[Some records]
++++++

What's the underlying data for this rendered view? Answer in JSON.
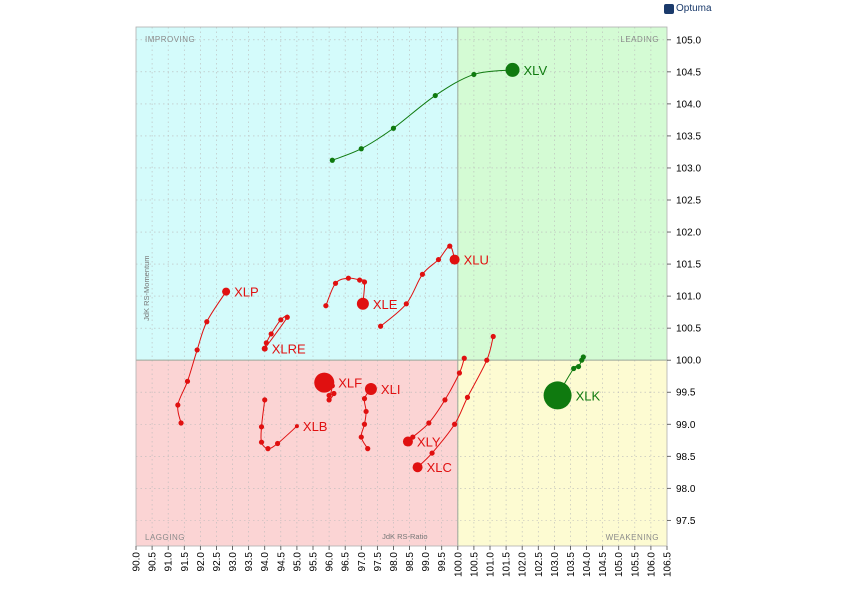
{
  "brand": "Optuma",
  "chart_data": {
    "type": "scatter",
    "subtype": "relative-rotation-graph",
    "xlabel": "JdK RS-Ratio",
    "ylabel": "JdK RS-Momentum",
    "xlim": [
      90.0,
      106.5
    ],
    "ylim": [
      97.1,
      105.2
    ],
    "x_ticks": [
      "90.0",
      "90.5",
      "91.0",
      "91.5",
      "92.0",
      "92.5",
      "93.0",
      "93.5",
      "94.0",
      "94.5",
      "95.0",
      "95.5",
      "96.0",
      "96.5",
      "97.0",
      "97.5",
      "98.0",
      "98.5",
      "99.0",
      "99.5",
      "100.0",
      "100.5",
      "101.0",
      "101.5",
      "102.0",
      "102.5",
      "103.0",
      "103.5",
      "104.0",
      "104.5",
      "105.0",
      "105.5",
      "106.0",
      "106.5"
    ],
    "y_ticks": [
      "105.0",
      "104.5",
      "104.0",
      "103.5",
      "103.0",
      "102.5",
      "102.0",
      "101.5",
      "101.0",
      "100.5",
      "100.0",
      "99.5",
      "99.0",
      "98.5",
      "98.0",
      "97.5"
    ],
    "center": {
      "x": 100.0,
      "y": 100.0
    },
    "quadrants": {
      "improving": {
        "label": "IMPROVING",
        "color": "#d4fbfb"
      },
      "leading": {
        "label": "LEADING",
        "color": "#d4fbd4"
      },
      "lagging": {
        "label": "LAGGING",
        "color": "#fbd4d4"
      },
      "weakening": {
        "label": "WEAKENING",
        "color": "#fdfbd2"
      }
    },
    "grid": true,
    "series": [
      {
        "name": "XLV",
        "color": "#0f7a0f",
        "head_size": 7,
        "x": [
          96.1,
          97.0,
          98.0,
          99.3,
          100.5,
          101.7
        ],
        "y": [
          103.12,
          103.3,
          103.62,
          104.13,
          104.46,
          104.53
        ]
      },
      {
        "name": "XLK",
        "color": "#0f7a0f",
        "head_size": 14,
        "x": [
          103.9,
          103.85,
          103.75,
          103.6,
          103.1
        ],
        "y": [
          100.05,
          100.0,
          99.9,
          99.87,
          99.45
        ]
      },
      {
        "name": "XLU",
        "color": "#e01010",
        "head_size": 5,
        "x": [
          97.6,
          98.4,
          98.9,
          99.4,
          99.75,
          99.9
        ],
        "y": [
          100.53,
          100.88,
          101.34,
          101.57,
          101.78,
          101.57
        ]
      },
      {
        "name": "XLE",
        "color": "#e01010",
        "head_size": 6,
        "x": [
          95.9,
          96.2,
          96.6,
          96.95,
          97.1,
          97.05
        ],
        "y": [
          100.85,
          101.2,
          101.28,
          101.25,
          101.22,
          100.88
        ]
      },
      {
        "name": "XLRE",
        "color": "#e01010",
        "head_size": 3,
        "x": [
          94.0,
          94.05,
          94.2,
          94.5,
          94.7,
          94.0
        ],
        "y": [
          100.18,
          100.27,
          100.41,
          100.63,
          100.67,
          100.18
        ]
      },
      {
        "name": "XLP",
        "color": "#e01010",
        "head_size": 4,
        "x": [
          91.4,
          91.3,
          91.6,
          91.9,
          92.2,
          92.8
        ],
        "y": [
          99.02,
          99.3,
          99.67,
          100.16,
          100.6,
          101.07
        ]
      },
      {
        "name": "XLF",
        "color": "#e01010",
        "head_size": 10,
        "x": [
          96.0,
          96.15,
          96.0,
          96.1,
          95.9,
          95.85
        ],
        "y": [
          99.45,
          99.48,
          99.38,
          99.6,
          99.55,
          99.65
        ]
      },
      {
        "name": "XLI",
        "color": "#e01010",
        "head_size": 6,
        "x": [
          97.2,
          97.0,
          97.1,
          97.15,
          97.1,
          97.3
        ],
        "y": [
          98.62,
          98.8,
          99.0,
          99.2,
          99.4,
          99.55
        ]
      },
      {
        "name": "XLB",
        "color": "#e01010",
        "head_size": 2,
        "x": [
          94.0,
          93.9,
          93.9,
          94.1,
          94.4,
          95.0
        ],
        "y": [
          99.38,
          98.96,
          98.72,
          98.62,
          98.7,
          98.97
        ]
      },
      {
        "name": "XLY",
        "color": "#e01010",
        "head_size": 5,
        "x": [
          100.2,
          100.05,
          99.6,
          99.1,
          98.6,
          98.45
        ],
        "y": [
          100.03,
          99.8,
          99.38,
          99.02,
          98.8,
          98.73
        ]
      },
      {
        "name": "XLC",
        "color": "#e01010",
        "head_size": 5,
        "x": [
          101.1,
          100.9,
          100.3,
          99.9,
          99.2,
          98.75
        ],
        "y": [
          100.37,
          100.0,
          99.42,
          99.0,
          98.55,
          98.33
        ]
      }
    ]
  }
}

++++++

Restate the records above in full, word for word. Keep pictures out.

▶ **ANSWER BELOW**
What's the underlying data for this rendered view? Answer in JSON.
{
  "brand": "Optuma",
  "chart_data": {
    "type": "scatter",
    "subtype": "relative-rotation-graph",
    "xlabel": "JdK RS-Ratio",
    "ylabel": "JdK RS-Momentum",
    "xlim": [
      90.0,
      106.5
    ],
    "ylim": [
      97.1,
      105.2
    ],
    "x_ticks": [
      "90.0",
      "90.5",
      "91.0",
      "91.5",
      "92.0",
      "92.5",
      "93.0",
      "93.5",
      "94.0",
      "94.5",
      "95.0",
      "95.5",
      "96.0",
      "96.5",
      "97.0",
      "97.5",
      "98.0",
      "98.5",
      "99.0",
      "99.5",
      "100.0",
      "100.5",
      "101.0",
      "101.5",
      "102.0",
      "102.5",
      "103.0",
      "103.5",
      "104.0",
      "104.5",
      "105.0",
      "105.5",
      "106.0",
      "106.5"
    ],
    "y_ticks": [
      "105.0",
      "104.5",
      "104.0",
      "103.5",
      "103.0",
      "102.5",
      "102.0",
      "101.5",
      "101.0",
      "100.5",
      "100.0",
      "99.5",
      "99.0",
      "98.5",
      "98.0",
      "97.5"
    ],
    "center": {
      "x": 100.0,
      "y": 100.0
    },
    "quadrants": {
      "improving": {
        "label": "IMPROVING",
        "color": "#d4fbfb"
      },
      "leading": {
        "label": "LEADING",
        "color": "#d4fbd4"
      },
      "lagging": {
        "label": "LAGGING",
        "color": "#fbd4d4"
      },
      "weakening": {
        "label": "WEAKENING",
        "color": "#fdfbd2"
      }
    },
    "grid": true,
    "series": [
      {
        "name": "XLV",
        "color": "#0f7a0f",
        "head_size": 7,
        "x": [
          96.1,
          97.0,
          98.0,
          99.3,
          100.5,
          101.7
        ],
        "y": [
          103.12,
          103.3,
          103.62,
          104.13,
          104.46,
          104.53
        ]
      },
      {
        "name": "XLK",
        "color": "#0f7a0f",
        "head_size": 14,
        "x": [
          103.9,
          103.85,
          103.75,
          103.6,
          103.1
        ],
        "y": [
          100.05,
          100.0,
          99.9,
          99.87,
          99.45
        ]
      },
      {
        "name": "XLU",
        "color": "#e01010",
        "head_size": 5,
        "x": [
          97.6,
          98.4,
          98.9,
          99.4,
          99.75,
          99.9
        ],
        "y": [
          100.53,
          100.88,
          101.34,
          101.57,
          101.78,
          101.57
        ]
      },
      {
        "name": "XLE",
        "color": "#e01010",
        "head_size": 6,
        "x": [
          95.9,
          96.2,
          96.6,
          96.95,
          97.1,
          97.05
        ],
        "y": [
          100.85,
          101.2,
          101.28,
          101.25,
          101.22,
          100.88
        ]
      },
      {
        "name": "XLRE",
        "color": "#e01010",
        "head_size": 3,
        "x": [
          94.0,
          94.05,
          94.2,
          94.5,
          94.7,
          94.0
        ],
        "y": [
          100.18,
          100.27,
          100.41,
          100.63,
          100.67,
          100.18
        ]
      },
      {
        "name": "XLP",
        "color": "#e01010",
        "head_size": 4,
        "x": [
          91.4,
          91.3,
          91.6,
          91.9,
          92.2,
          92.8
        ],
        "y": [
          99.02,
          99.3,
          99.67,
          100.16,
          100.6,
          101.07
        ]
      },
      {
        "name": "XLF",
        "color": "#e01010",
        "head_size": 10,
        "x": [
          96.0,
          96.15,
          96.0,
          96.1,
          95.9,
          95.85
        ],
        "y": [
          99.45,
          99.48,
          99.38,
          99.6,
          99.55,
          99.65
        ]
      },
      {
        "name": "XLI",
        "color": "#e01010",
        "head_size": 6,
        "x": [
          97.2,
          97.0,
          97.1,
          97.15,
          97.1,
          97.3
        ],
        "y": [
          98.62,
          98.8,
          99.0,
          99.2,
          99.4,
          99.55
        ]
      },
      {
        "name": "XLB",
        "color": "#e01010",
        "head_size": 2,
        "x": [
          94.0,
          93.9,
          93.9,
          94.1,
          94.4,
          95.0
        ],
        "y": [
          99.38,
          98.96,
          98.72,
          98.62,
          98.7,
          98.97
        ]
      },
      {
        "name": "XLY",
        "color": "#e01010",
        "head_size": 5,
        "x": [
          100.2,
          100.05,
          99.6,
          99.1,
          98.6,
          98.45
        ],
        "y": [
          100.03,
          99.8,
          99.38,
          99.02,
          98.8,
          98.73
        ]
      },
      {
        "name": "XLC",
        "color": "#e01010",
        "head_size": 5,
        "x": [
          101.1,
          100.9,
          100.3,
          99.9,
          99.2,
          98.75
        ],
        "y": [
          100.37,
          100.0,
          99.42,
          99.0,
          98.55,
          98.33
        ]
      }
    ]
  }
}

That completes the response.